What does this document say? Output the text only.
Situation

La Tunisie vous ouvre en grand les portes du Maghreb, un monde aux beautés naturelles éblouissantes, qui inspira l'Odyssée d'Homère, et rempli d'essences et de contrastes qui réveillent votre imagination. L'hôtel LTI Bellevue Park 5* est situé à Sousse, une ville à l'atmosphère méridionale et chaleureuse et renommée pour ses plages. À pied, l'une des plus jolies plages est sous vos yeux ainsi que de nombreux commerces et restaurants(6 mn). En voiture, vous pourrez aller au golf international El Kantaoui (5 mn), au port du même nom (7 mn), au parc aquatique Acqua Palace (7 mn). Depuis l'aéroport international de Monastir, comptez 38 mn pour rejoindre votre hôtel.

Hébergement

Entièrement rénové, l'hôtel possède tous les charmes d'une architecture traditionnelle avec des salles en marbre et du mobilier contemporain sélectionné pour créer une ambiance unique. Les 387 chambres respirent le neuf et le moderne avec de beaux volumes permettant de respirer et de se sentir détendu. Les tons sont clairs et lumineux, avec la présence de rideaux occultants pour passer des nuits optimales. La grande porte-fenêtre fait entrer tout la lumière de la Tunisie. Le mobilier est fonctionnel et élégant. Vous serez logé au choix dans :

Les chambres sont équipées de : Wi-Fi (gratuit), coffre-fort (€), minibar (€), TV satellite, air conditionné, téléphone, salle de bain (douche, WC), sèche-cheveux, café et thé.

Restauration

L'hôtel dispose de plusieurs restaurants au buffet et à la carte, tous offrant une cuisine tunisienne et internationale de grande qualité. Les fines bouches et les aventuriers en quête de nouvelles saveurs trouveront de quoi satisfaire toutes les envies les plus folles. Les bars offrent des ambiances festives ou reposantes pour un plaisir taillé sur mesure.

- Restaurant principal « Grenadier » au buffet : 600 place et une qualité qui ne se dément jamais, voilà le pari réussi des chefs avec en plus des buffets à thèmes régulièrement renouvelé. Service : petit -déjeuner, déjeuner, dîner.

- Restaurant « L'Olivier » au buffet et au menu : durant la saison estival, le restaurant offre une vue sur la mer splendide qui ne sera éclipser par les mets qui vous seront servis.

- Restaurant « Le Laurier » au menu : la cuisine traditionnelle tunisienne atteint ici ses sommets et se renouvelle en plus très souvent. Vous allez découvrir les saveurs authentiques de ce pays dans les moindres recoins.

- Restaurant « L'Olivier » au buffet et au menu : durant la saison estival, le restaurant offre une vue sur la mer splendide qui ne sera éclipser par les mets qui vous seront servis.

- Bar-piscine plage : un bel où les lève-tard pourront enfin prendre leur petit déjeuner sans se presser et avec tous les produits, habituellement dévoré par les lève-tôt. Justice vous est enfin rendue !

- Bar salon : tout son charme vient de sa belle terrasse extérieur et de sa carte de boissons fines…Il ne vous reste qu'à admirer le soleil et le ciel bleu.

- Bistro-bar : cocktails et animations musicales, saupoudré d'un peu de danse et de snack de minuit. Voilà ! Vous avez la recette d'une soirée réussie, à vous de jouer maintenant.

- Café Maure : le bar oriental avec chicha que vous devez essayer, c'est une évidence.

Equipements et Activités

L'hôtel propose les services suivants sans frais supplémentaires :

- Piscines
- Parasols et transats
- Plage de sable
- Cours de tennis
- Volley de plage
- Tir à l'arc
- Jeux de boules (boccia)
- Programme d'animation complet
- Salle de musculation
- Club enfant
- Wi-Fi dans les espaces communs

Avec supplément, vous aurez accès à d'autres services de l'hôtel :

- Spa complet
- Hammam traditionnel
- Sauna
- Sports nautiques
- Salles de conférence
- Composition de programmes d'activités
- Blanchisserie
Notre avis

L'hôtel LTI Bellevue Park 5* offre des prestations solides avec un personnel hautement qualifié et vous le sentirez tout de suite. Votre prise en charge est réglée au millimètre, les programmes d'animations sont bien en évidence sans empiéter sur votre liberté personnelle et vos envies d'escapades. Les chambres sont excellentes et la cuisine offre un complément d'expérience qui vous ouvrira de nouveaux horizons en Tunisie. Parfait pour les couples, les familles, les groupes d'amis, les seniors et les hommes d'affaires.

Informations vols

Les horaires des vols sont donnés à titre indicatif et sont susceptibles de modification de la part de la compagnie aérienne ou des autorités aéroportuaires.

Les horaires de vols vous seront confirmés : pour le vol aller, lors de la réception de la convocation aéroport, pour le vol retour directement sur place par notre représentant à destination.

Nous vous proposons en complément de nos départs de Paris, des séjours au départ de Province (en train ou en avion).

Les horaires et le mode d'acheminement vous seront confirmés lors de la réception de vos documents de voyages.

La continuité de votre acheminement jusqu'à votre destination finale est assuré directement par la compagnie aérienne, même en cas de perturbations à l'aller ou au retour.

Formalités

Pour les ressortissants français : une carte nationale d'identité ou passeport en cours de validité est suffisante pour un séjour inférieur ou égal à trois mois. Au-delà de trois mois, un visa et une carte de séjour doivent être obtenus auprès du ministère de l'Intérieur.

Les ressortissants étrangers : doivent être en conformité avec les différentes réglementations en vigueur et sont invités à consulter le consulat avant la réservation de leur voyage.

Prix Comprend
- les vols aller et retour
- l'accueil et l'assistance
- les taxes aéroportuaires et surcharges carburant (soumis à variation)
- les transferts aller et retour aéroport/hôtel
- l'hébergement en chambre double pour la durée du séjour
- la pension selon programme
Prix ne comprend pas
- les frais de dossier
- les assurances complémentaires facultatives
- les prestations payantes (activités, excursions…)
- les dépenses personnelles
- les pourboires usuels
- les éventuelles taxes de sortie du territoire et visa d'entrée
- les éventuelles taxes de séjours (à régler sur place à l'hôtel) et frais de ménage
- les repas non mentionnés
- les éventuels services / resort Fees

* INSTRUCTION
State the number of lines in the records that include "éventuelles", and write nothing else.

* EXERCISE SOLUTION
2